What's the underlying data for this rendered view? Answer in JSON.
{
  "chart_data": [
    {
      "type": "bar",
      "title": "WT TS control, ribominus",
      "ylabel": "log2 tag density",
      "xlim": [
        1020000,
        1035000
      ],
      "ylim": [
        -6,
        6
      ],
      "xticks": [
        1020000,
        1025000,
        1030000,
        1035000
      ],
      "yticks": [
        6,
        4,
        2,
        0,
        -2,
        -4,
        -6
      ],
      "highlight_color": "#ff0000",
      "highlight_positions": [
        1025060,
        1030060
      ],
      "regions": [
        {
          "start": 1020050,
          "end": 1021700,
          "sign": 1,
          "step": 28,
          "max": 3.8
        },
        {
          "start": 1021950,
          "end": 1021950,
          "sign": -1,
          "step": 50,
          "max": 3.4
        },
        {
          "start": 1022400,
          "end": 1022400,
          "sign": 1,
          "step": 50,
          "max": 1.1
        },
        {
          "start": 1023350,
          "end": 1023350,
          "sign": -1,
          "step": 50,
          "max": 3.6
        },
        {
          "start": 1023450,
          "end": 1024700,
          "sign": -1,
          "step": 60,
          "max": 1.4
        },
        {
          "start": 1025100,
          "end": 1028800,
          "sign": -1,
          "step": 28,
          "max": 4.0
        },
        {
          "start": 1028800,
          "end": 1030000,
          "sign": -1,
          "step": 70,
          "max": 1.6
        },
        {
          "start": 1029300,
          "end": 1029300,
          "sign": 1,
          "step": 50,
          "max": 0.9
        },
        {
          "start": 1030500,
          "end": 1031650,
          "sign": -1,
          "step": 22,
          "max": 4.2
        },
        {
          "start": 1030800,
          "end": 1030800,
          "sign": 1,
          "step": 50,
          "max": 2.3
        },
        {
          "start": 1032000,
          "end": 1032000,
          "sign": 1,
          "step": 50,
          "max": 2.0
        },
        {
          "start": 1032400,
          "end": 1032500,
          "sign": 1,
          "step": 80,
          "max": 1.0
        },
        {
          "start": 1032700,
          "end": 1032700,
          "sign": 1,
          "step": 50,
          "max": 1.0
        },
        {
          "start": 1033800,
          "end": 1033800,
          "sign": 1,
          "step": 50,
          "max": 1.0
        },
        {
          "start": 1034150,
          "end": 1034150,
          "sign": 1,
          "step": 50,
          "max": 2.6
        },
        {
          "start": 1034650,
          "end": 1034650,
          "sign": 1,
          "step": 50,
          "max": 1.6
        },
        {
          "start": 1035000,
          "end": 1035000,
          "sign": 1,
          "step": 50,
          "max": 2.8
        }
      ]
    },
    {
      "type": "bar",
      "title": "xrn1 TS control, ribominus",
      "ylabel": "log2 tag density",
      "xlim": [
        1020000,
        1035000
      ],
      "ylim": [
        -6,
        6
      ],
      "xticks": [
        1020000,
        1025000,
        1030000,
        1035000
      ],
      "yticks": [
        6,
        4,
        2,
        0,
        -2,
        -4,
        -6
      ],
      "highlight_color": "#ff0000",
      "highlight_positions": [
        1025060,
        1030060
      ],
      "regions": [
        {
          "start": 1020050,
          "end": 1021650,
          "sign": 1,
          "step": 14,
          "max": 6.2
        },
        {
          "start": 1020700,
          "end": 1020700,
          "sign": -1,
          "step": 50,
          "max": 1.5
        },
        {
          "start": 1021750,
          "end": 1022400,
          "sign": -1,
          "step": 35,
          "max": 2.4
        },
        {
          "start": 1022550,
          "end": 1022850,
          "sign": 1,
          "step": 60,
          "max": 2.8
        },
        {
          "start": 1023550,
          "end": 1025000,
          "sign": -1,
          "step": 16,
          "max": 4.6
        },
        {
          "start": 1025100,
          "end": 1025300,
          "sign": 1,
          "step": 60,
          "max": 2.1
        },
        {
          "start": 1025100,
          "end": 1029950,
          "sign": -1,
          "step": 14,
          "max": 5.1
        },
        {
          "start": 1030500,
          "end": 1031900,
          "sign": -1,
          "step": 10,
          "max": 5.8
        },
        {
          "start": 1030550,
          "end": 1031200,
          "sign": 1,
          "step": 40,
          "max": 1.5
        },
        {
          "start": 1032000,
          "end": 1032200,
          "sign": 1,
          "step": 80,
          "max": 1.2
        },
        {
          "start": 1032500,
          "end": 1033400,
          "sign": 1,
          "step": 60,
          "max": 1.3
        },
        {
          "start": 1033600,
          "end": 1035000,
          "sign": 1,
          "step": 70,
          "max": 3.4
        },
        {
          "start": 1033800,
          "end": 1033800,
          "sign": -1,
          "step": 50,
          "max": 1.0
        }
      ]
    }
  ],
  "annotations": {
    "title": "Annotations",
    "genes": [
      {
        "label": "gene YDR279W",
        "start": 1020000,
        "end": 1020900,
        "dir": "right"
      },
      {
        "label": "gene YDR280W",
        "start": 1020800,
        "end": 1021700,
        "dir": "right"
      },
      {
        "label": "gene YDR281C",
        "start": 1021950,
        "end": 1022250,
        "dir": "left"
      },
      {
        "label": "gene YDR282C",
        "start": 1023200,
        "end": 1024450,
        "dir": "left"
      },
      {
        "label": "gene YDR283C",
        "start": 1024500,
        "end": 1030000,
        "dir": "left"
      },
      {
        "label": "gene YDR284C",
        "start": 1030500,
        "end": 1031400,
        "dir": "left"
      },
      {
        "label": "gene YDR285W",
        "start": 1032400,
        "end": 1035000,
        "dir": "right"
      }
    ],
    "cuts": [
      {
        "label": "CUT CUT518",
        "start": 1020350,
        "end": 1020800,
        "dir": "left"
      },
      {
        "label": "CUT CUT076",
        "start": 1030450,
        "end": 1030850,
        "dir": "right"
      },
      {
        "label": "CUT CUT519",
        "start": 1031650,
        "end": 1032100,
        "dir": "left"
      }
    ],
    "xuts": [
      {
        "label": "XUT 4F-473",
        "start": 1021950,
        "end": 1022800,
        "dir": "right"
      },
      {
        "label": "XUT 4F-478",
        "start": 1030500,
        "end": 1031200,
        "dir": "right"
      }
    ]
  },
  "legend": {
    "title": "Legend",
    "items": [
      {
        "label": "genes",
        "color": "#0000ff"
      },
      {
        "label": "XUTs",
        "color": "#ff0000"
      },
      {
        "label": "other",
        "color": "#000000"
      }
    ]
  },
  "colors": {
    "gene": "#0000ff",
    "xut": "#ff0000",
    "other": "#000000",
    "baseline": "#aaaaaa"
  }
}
++++
Exercise goal: Your task is to transcribe the listing above in full, exactly as given.

Answer section:
What's the underlying data for this rendered view? Answer in JSON.
{
  "chart_data": [
    {
      "type": "bar",
      "title": "WT TS control, ribominus",
      "ylabel": "log2 tag density",
      "xlim": [
        1020000,
        1035000
      ],
      "ylim": [
        -6,
        6
      ],
      "xticks": [
        1020000,
        1025000,
        1030000,
        1035000
      ],
      "yticks": [
        6,
        4,
        2,
        0,
        -2,
        -4,
        -6
      ],
      "highlight_color": "#ff0000",
      "highlight_positions": [
        1025060,
        1030060
      ],
      "regions": [
        {
          "start": 1020050,
          "end": 1021700,
          "sign": 1,
          "step": 28,
          "max": 3.8
        },
        {
          "start": 1021950,
          "end": 1021950,
          "sign": -1,
          "step": 50,
          "max": 3.4
        },
        {
          "start": 1022400,
          "end": 1022400,
          "sign": 1,
          "step": 50,
          "max": 1.1
        },
        {
          "start": 1023350,
          "end": 1023350,
          "sign": -1,
          "step": 50,
          "max": 3.6
        },
        {
          "start": 1023450,
          "end": 1024700,
          "sign": -1,
          "step": 60,
          "max": 1.4
        },
        {
          "start": 1025100,
          "end": 1028800,
          "sign": -1,
          "step": 28,
          "max": 4.0
        },
        {
          "start": 1028800,
          "end": 1030000,
          "sign": -1,
          "step": 70,
          "max": 1.6
        },
        {
          "start": 1029300,
          "end": 1029300,
          "sign": 1,
          "step": 50,
          "max": 0.9
        },
        {
          "start": 1030500,
          "end": 1031650,
          "sign": -1,
          "step": 22,
          "max": 4.2
        },
        {
          "start": 1030800,
          "end": 1030800,
          "sign": 1,
          "step": 50,
          "max": 2.3
        },
        {
          "start": 1032000,
          "end": 1032000,
          "sign": 1,
          "step": 50,
          "max": 2.0
        },
        {
          "start": 1032400,
          "end": 1032500,
          "sign": 1,
          "step": 80,
          "max": 1.0
        },
        {
          "start": 1032700,
          "end": 1032700,
          "sign": 1,
          "step": 50,
          "max": 1.0
        },
        {
          "start": 1033800,
          "end": 1033800,
          "sign": 1,
          "step": 50,
          "max": 1.0
        },
        {
          "start": 1034150,
          "end": 1034150,
          "sign": 1,
          "step": 50,
          "max": 2.6
        },
        {
          "start": 1034650,
          "end": 1034650,
          "sign": 1,
          "step": 50,
          "max": 1.6
        },
        {
          "start": 1035000,
          "end": 1035000,
          "sign": 1,
          "step": 50,
          "max": 2.8
        }
      ]
    },
    {
      "type": "bar",
      "title": "xrn1 TS control, ribominus",
      "ylabel": "log2 tag density",
      "xlim": [
        1020000,
        1035000
      ],
      "ylim": [
        -6,
        6
      ],
      "xticks": [
        1020000,
        1025000,
        1030000,
        1035000
      ],
      "yticks": [
        6,
        4,
        2,
        0,
        -2,
        -4,
        -6
      ],
      "highlight_color": "#ff0000",
      "highlight_positions": [
        1025060,
        1030060
      ],
      "regions": [
        {
          "start": 1020050,
          "end": 1021650,
          "sign": 1,
          "step": 14,
          "max": 6.2
        },
        {
          "start": 1020700,
          "end": 1020700,
          "sign": -1,
          "step": 50,
          "max": 1.5
        },
        {
          "start": 1021750,
          "end": 1022400,
          "sign": -1,
          "step": 35,
          "max": 2.4
        },
        {
          "start": 1022550,
          "end": 1022850,
          "sign": 1,
          "step": 60,
          "max": 2.8
        },
        {
          "start": 1023550,
          "end": 1025000,
          "sign": -1,
          "step": 16,
          "max": 4.6
        },
        {
          "start": 1025100,
          "end": 1025300,
          "sign": 1,
          "step": 60,
          "max": 2.1
        },
        {
          "start": 1025100,
          "end": 1029950,
          "sign": -1,
          "step": 14,
          "max": 5.1
        },
        {
          "start": 1030500,
          "end": 1031900,
          "sign": -1,
          "step": 10,
          "max": 5.8
        },
        {
          "start": 1030550,
          "end": 1031200,
          "sign": 1,
          "step": 40,
          "max": 1.5
        },
        {
          "start": 1032000,
          "end": 1032200,
          "sign": 1,
          "step": 80,
          "max": 1.2
        },
        {
          "start": 1032500,
          "end": 1033400,
          "sign": 1,
          "step": 60,
          "max": 1.3
        },
        {
          "start": 1033600,
          "end": 1035000,
          "sign": 1,
          "step": 70,
          "max": 3.4
        },
        {
          "start": 1033800,
          "end": 1033800,
          "sign": -1,
          "step": 50,
          "max": 1.0
        }
      ]
    }
  ],
  "annotations": {
    "title": "Annotations",
    "genes": [
      {
        "label": "gene YDR279W",
        "start": 1020000,
        "end": 1020900,
        "dir": "right"
      },
      {
        "label": "gene YDR280W",
        "start": 1020800,
        "end": 1021700,
        "dir": "right"
      },
      {
        "label": "gene YDR281C",
        "start": 1021950,
        "end": 1022250,
        "dir": "left"
      },
      {
        "label": "gene YDR282C",
        "start": 1023200,
        "end": 1024450,
        "dir": "left"
      },
      {
        "label": "gene YDR283C",
        "start": 1024500,
        "end": 1030000,
        "dir": "left"
      },
      {
        "label": "gene YDR284C",
        "start": 1030500,
        "end": 1031400,
        "dir": "left"
      },
      {
        "label": "gene YDR285W",
        "start": 1032400,
        "end": 1035000,
        "dir": "right"
      }
    ],
    "cuts": [
      {
        "label": "CUT CUT518",
        "start": 1020350,
        "end": 1020800,
        "dir": "left"
      },
      {
        "label": "CUT CUT076",
        "start": 1030450,
        "end": 1030850,
        "dir": "right"
      },
      {
        "label": "CUT CUT519",
        "start": 1031650,
        "end": 1032100,
        "dir": "left"
      }
    ],
    "xuts": [
      {
        "label": "XUT 4F-473",
        "start": 1021950,
        "end": 1022800,
        "dir": "right"
      },
      {
        "label": "XUT 4F-478",
        "start": 1030500,
        "end": 1031200,
        "dir": "right"
      }
    ]
  },
  "legend": {
    "title": "Legend",
    "items": [
      {
        "label": "genes",
        "color": "#0000ff"
      },
      {
        "label": "XUTs",
        "color": "#ff0000"
      },
      {
        "label": "other",
        "color": "#000000"
      }
    ]
  },
  "colors": {
    "gene": "#0000ff",
    "xut": "#ff0000",
    "other": "#000000",
    "baseline": "#aaaaaa"
  }
}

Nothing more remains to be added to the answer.